» SECCIÓN DEL DOCUMENTO:
◇ ◇ ◇ ◇ ◇ ◇ ◇
El sentido espiritual del ayuno
El ayuno nos ayuda a vivir en santidad
Por: Carlos Alonso Vargas
Cuando, en nuestra época, se habla de ayuno, lo más frecuente es enfatizar lo que podríamos llamar su dimensión “social”: se dice que el ayuno encuentra su sentido en que los alimentos que uno no se comió (o su equivalente monetario) se los dé a alguna persona pobre. Entonces, uno se priva de alimentos para compartirlos con los más necesitados.
Esa es sin duda una expresión muy loable del ayuno. Nos impulsa a compartir los bienes materiales con quienes habitualmente los necesitan, cuando nosotros habitualmente los tenemos. Más aún, nos lleva a una verdadera solidaridad con ellos: al no comer, estamos experimentando en carne propia lo que ellos suelen experimentar por su indigencia.
Esa visión del ayuno tiene antecedentes en el Antiguo Testamento. En Isaías 58, 3-12 el Señor reprende a los que ayunan mientras explotan a sus trabajadores y dice en qué consiste el ayuno que a él le agrada. Sin embargo, el énfasis de este pasaje no es tanto el que uno dé a los pobres lo que no se comió o el dinero que no usó, sino que la vida de uno sea coherente: para que el ayuno agrade a Dios tiene que ir acompañado de una vida recta, en que uno es justo con los demás, en que comparte sus bienes con los necesitados. Si uno es injusto y egoísta, sus prácticas religiosas no valdrán nada ante Dios.
Algunos Padres de la Iglesia mencionan explícitamente la práctica de dar a los pobres el alimento del que uno se privó al ayunar. San León Magno dice: “Que nuestros ayunos contribuyan al alivio de los necesitados. Ningún sacrificio de los creyentes es más agradable al Señor que aquel del cual los pobres se benefician” (Sermón 48, 5). Esa dimensión del ayuno tiene, entonces, su asidero en la antigüedad cristiana.
Sin embargo, modernamente se tiende a enfatizar solamente ese aspecto social del ayuno, que ciertamente está presente tanto en la tradición judía como en la cristiana, pero en ninguna de ellas agota el sentido del ayuno. Al enfatizar tanto esa dimensión social, pareciera olvidarse que hay otras facetas que también le dan sentido a la práctica del ayuno.
Entre algunos católicos existe también cierta tendencia a ver el ayuno como “sacrificio” entendido como “privación”. Esto conlleva el riesgo de pensar que el hecho de privarse uno de algo le “gana puntos” ante Dios, como si la relación con él fuera cuestión de acumular méritos. Después veremos una forma más sana de entender el ayuno como sacrificio.
Antecedentes en la Escritura y en la tradición cristiana
En el Antiguo Testamento vemos que el ayuno se practica principalmente con dos propósitos: “afligir el alma” y “buscar el rostro del Señor”. Con “afligir el alma”, la Escritura se refiere a quebrantar el propio orgullo: al privarse de la comida ya uno no se siente satisfecho, no tiene de qué jactarse; es como si estuviera en duelo. Por su parte, lo de “buscar el rostro del Señor” significa establecer con Dios una relación personal caracterizada ante todo por la justicia y la obediencia a sus mandamientos.
◇ ◇ ◇ ◇ ◇ ◇ ◇
Datos de posición de elementos:
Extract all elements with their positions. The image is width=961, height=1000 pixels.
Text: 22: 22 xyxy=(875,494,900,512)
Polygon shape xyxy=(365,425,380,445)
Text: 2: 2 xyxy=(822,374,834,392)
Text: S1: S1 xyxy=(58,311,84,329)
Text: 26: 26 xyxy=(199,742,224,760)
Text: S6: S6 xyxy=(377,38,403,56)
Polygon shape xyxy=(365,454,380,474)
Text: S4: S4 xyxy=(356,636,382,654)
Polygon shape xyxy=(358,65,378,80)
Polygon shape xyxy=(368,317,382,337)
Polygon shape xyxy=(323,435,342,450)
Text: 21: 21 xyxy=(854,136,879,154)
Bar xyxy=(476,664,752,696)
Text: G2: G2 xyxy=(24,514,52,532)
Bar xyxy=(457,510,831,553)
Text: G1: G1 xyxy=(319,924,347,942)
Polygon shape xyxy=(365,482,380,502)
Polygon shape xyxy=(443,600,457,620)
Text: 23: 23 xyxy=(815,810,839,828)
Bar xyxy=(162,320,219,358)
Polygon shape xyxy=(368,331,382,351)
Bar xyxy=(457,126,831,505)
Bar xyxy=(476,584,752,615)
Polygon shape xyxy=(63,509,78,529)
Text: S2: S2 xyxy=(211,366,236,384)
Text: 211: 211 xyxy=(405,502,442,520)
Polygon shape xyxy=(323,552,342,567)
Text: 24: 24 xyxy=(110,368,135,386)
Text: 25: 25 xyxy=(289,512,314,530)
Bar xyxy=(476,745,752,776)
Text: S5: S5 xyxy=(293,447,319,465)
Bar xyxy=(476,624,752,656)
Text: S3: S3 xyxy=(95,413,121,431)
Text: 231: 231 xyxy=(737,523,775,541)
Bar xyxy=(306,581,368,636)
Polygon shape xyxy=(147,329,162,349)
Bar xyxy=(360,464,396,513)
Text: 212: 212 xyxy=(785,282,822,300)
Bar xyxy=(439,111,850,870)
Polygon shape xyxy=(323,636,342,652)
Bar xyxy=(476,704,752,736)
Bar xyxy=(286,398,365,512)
◇ ◇ ◇ ◇ ◇ ◇ ◇
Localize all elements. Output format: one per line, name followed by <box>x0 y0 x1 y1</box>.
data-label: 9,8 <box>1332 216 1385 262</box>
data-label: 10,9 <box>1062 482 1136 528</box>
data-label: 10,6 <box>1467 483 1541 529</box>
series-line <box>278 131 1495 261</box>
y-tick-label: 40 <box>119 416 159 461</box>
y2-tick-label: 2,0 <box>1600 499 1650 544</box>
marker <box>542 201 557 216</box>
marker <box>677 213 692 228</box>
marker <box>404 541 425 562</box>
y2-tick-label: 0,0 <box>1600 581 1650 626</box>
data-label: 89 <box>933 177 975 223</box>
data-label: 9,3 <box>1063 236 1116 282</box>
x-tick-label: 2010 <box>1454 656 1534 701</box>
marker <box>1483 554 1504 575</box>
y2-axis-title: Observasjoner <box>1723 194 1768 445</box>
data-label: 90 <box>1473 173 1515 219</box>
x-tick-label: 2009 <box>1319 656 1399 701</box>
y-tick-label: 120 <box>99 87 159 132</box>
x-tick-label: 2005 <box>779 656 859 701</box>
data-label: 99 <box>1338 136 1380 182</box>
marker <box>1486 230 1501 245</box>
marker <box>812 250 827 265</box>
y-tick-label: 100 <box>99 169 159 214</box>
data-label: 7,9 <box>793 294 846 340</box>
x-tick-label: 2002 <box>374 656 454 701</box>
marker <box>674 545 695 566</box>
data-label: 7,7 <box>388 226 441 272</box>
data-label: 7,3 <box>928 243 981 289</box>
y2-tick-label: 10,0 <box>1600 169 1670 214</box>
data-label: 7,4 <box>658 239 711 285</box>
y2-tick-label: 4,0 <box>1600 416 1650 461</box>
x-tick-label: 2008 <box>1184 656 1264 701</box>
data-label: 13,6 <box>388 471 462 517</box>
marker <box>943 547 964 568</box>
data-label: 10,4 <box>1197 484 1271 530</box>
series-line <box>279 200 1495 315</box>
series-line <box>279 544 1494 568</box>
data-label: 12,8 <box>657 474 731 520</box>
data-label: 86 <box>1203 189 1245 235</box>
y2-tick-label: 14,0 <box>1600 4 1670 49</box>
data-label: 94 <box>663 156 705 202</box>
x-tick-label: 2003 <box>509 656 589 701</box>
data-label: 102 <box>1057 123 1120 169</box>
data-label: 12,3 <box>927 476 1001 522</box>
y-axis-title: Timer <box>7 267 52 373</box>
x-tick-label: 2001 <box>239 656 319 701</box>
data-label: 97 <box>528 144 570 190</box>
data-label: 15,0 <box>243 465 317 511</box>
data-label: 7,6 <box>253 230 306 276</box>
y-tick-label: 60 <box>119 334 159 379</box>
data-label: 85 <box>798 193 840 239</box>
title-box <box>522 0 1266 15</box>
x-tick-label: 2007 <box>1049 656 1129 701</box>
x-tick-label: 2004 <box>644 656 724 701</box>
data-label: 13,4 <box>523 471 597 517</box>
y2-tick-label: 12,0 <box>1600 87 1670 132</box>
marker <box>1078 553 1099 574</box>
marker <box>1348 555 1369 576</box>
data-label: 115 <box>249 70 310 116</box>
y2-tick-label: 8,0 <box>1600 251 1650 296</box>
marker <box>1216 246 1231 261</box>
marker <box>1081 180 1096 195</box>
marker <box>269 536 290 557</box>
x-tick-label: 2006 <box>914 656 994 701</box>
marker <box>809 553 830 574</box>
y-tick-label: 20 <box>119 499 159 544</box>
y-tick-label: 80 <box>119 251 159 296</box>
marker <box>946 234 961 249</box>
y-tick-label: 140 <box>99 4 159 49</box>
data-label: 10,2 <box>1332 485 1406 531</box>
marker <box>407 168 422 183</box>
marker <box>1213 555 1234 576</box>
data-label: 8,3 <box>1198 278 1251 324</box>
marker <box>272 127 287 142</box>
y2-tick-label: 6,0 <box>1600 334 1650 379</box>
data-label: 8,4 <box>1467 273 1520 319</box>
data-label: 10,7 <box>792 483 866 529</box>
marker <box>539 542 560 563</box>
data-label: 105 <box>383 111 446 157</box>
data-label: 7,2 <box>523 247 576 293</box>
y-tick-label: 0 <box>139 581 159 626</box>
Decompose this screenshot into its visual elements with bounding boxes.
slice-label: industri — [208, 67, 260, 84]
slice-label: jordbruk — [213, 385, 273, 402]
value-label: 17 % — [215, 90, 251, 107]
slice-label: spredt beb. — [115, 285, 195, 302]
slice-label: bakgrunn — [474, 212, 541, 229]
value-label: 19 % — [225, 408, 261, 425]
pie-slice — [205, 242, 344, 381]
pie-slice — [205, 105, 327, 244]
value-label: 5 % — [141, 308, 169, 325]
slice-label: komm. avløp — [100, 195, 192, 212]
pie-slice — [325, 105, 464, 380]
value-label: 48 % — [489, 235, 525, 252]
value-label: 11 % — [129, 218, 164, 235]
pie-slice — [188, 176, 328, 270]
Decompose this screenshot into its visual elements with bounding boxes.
◇ ◇ ◇ ◇ ◇ ◇ ◇
» REQUISITOS DE TAREAS:
**1)** Extrae del texto sobre el sentido espiritual del ayuno el fragmento que va desde "Algunos Padres de" hasta "la antigüedad cristiana.", sin cambiar nada.
**2)** Copia literalmente, de las filas, el tramo que va desde la línea que contiene "Extract all elements" hasta la que contiene "Text: S4: S4 xyxy=(356,636,382,654)", ambas incluidas.

» SOLUCIONES POR TAREA:
**1)**
Algunos Padres de la Iglesia mencionan explícitamente la práctica de dar a los pobres el alimento del que uno se privó al ayunar. San León Magno dice: “Que nuestros ayunos contribuyan al alivio de los necesitados. Ningún sacrificio de los creyentes es más agradable al Señor que aquel del cual los pobres se benefician” (Sermón 48, 5). Esa dimensión del ayuno tiene, entonces, su asidero en la antigüedad cristiana.

**2)**
Extract all elements with their positions. The image is width=961, height=1000 pixels.
Text: 22: 22 xyxy=(875,494,900,512)
Polygon shape xyxy=(365,425,380,445)
Text: 2: 2 xyxy=(822,374,834,392)
Text: S1: S1 xyxy=(58,311,84,329)
Text: 26: 26 xyxy=(199,742,224,760)
Text: S6: S6 xyxy=(377,38,403,56)
Polygon shape xyxy=(365,454,380,474)
Text: S4: S4 xyxy=(356,636,382,654)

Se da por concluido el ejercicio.